[Data excerpts]
◇ ◇ ◇ ◇ ◇

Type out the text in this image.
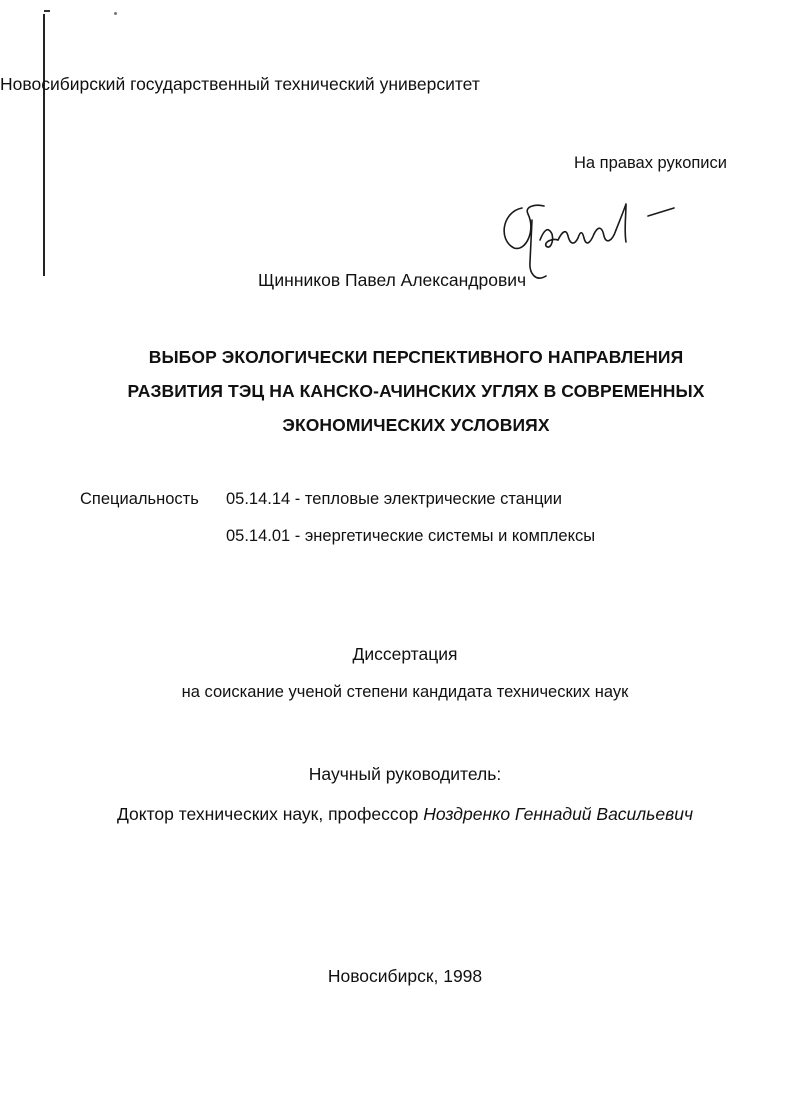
Новосибирский государственный технический университет
На правах рукописи
Щинников Павел Александрович
ВЫБОР ЭКОЛОГИЧЕСКИ ПЕРСПЕКТИВНОГО НАПРАВЛЕНИЯ
РАЗВИТИЯ ТЭЦ НА КАНСКО-АЧИНСКИХ УГЛЯХ В СОВРЕМЕННЫХ
ЭКОНОМИЧЕСКИХ УСЛОВИЯХ
Специальность 05.14.14 - тепловые электрические станции
05.14.01 - энергетические системы и комплексы
Диссертация
на соискание ученой степени кандидата технических наук
Научный руководитель:
Доктор технических наук, профессор Ноздренко Геннадий Васильевич
Новосибирск, 1998
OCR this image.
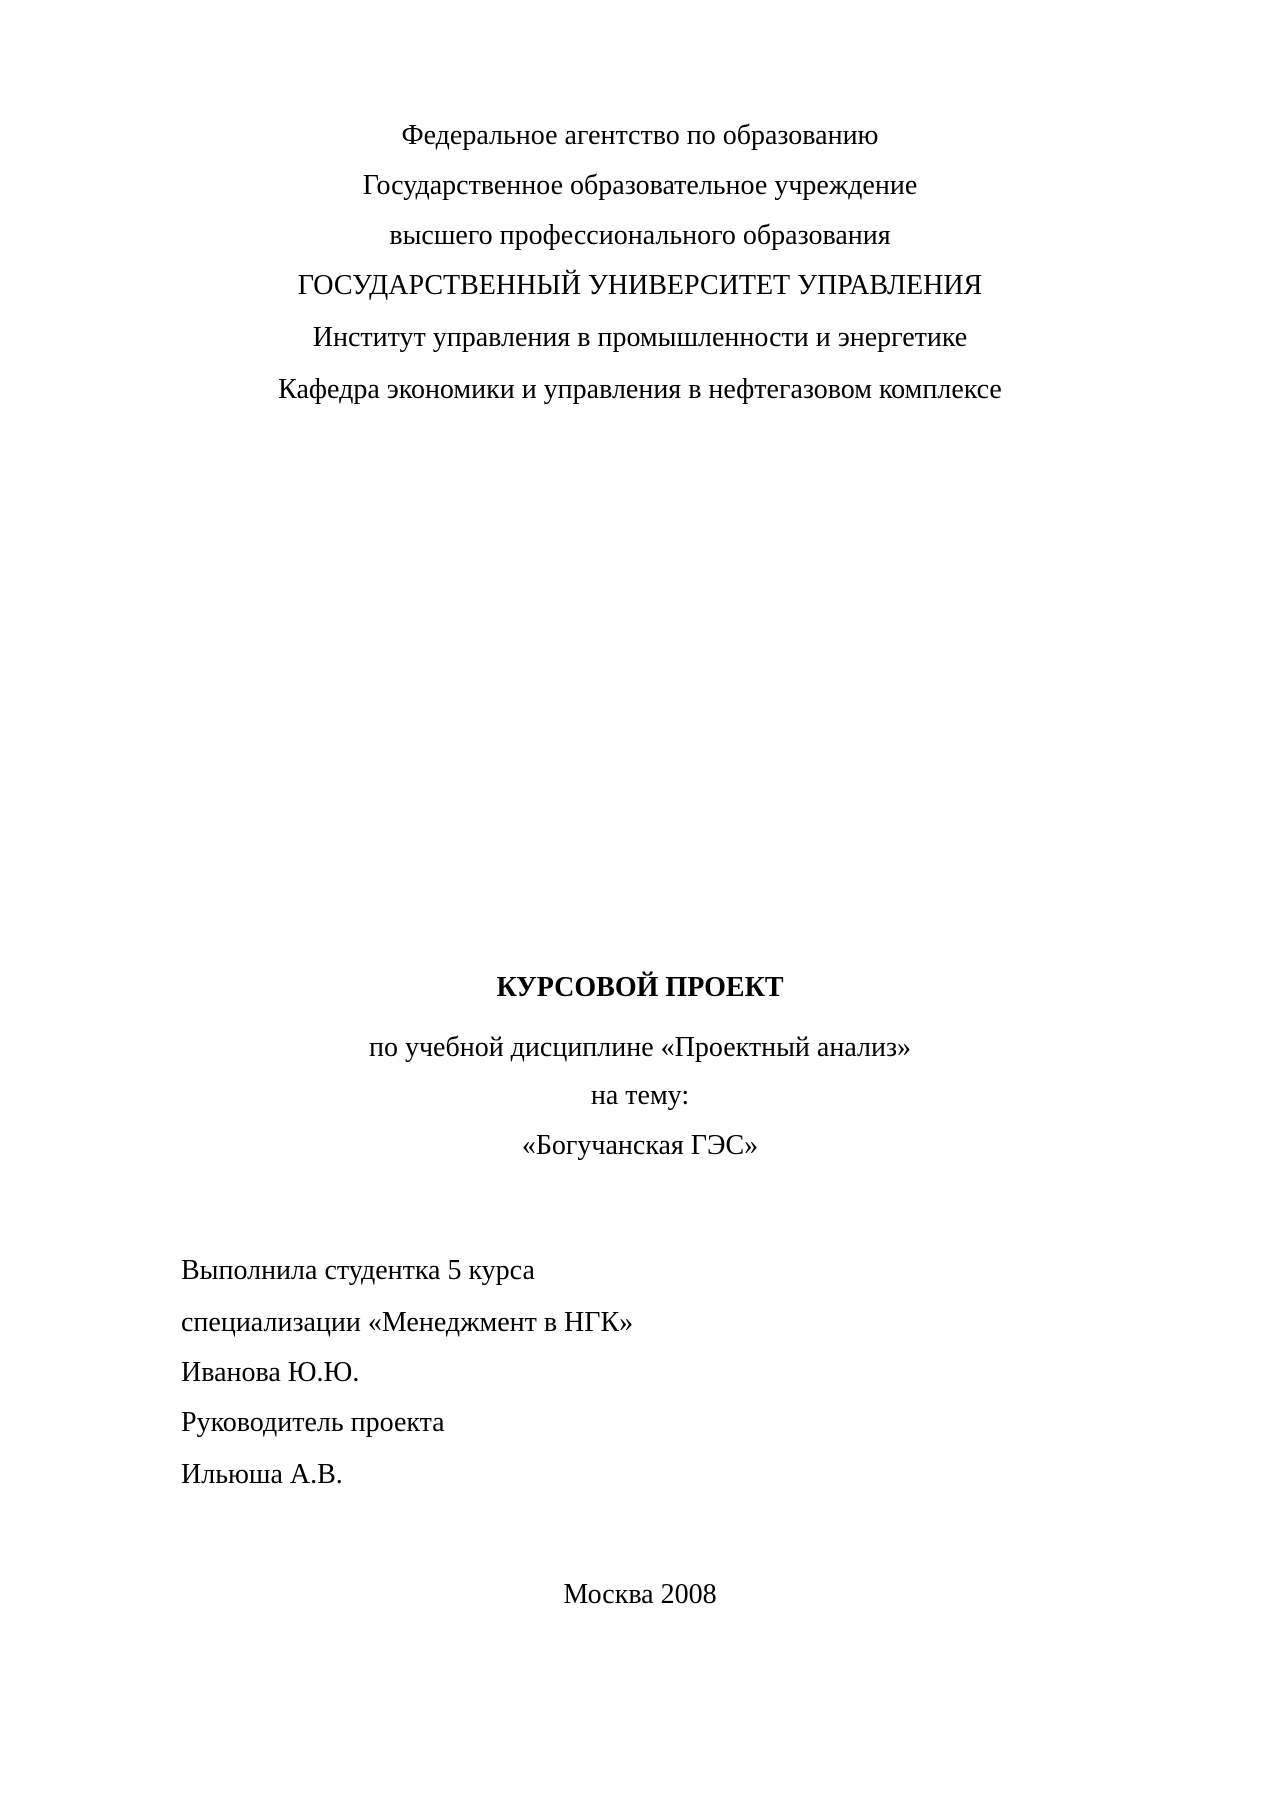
Федеральное агентство по образованию
Государственное образовательное учреждение
высшего профессионального образования
ГОСУДАРСТВЕННЫЙ УНИВЕРСИТЕТ УПРАВЛЕНИЯ
Институт управления в промышленности и энергетике
Кафедра экономики и управления в нефтегазовом комплексе
КУРСОВОЙ ПРОЕКТ
по учебной дисциплине «Проектный анализ»
на тему:
«Богучанская ГЭС»
Выполнила студентка 5 курса
специализации «Менеджмент в НГК»
Иванова Ю.Ю.
Руководитель проекта
Ильюша А.В.
Москва 2008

◇ ◇ ◇ ◇ ◇

* [Given task] Repeat exactly the lines above, from the line containing "OCR this image." through the last line of the records, inclusive; omit any pictures.

* [Expected answer]
OCR this image.
Федеральное агентство по образованию
Государственное образовательное учреждение
высшего профессионального образования
ГОСУДАРСТВЕННЫЙ УНИВЕРСИТЕТ УПРАВЛЕНИЯ
Институт управления в промышленности и энергетике
Кафедра экономики и управления в нефтегазовом комплексе
КУРСОВОЙ ПРОЕКТ
по учебной дисциплине «Проектный анализ»
на тему:
«Богучанская ГЭС»
Выполнила студентка 5 курса
специализации «Менеджмент в НГК»
Иванова Ю.Ю.
Руководитель проекта
Ильюша А.В.
Москва 2008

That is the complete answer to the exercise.